Text passage

[Start of Attachment]

Web Application Security Checklist for Penetration Testers#

As a penetration tester, having a systematic approach to web application security testing is crucial. This checklist covers the essential areas to examine during a web application security assessment.

Pre-Assessment Phase#

Information Gathering#

  • Identify all subdomains and virtual hosts
  • Map the application architecture
  • Identify technologies used (frameworks, servers, databases)
  • Gather information from public sources (Google dorking, Shodan)

[End of Attachment]

Study material

[Start of Attachment]

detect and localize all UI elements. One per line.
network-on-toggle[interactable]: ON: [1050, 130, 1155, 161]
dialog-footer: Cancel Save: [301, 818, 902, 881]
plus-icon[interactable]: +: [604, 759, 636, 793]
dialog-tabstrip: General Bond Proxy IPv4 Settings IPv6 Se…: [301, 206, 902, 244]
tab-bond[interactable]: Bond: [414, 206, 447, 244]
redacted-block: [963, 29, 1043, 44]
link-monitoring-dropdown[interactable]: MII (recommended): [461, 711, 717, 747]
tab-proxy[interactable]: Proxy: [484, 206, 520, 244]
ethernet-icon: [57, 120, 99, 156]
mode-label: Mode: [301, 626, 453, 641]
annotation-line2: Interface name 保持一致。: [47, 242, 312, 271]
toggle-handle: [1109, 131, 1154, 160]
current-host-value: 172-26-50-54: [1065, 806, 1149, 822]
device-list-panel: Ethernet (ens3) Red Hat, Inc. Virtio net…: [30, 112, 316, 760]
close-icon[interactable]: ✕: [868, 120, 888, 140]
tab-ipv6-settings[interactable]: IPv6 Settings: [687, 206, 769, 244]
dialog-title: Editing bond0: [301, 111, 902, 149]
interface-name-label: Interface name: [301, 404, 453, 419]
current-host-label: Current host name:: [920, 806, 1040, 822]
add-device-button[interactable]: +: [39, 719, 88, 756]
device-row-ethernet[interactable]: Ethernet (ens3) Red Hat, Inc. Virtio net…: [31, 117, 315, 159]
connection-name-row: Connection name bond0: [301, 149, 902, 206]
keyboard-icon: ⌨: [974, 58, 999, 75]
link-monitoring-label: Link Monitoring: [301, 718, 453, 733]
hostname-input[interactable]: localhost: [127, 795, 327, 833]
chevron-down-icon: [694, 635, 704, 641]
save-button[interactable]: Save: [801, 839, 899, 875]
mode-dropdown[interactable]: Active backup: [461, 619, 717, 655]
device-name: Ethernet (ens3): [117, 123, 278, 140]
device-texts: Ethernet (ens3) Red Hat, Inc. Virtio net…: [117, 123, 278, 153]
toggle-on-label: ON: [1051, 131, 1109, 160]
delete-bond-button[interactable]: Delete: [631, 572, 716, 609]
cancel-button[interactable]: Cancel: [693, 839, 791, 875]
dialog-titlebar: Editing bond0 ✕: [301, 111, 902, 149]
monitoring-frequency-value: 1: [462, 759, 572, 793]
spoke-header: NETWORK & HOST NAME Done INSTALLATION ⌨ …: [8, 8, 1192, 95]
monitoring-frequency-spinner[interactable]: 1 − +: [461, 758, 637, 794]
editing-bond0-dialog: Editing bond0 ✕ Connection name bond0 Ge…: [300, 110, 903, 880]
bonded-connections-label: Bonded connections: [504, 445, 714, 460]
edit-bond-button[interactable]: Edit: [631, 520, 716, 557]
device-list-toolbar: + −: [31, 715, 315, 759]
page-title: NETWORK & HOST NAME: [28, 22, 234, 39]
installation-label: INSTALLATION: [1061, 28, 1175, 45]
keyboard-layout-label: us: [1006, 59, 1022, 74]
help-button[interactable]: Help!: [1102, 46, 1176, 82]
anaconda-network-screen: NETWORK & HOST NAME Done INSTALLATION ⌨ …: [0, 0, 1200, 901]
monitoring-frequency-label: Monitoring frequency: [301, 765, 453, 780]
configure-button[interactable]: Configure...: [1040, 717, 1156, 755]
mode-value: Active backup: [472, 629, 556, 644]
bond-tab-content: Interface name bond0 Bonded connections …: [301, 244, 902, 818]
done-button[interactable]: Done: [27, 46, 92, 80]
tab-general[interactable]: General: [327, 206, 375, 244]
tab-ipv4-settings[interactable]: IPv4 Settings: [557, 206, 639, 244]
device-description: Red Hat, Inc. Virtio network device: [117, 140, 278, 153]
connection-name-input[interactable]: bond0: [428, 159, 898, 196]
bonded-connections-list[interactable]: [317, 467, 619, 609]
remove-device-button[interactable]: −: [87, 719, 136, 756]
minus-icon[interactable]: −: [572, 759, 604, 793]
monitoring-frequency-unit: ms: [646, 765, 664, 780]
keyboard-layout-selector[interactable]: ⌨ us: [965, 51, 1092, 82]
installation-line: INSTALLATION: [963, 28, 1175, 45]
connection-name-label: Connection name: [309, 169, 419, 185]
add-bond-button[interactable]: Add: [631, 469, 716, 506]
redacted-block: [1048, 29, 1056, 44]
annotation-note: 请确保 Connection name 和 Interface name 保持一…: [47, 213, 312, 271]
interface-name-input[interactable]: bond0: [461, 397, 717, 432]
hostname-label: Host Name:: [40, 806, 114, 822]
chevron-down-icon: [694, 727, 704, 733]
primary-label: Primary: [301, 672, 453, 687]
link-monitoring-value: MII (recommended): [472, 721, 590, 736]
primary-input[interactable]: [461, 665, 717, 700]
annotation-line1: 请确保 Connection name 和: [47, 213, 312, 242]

[End of Attachment]

Problem
Copy the web application security checklist in full, word for word. The data has no connection to the web application security checklist.

Output for this task
Web Application Security Checklist for Penetration Testers#

As a penetration tester, having a systematic approach to web application security testing is crucial. This checklist covers the essential areas to examine during a web application security assessment.

Pre-Assessment Phase#

Information Gathering#

  • Identify all subdomains and virtual hosts
  • Map the application architecture
  • Identify technologies used (frameworks, servers, databases)
  • Gather information from public sources (Google dorking, Shodan)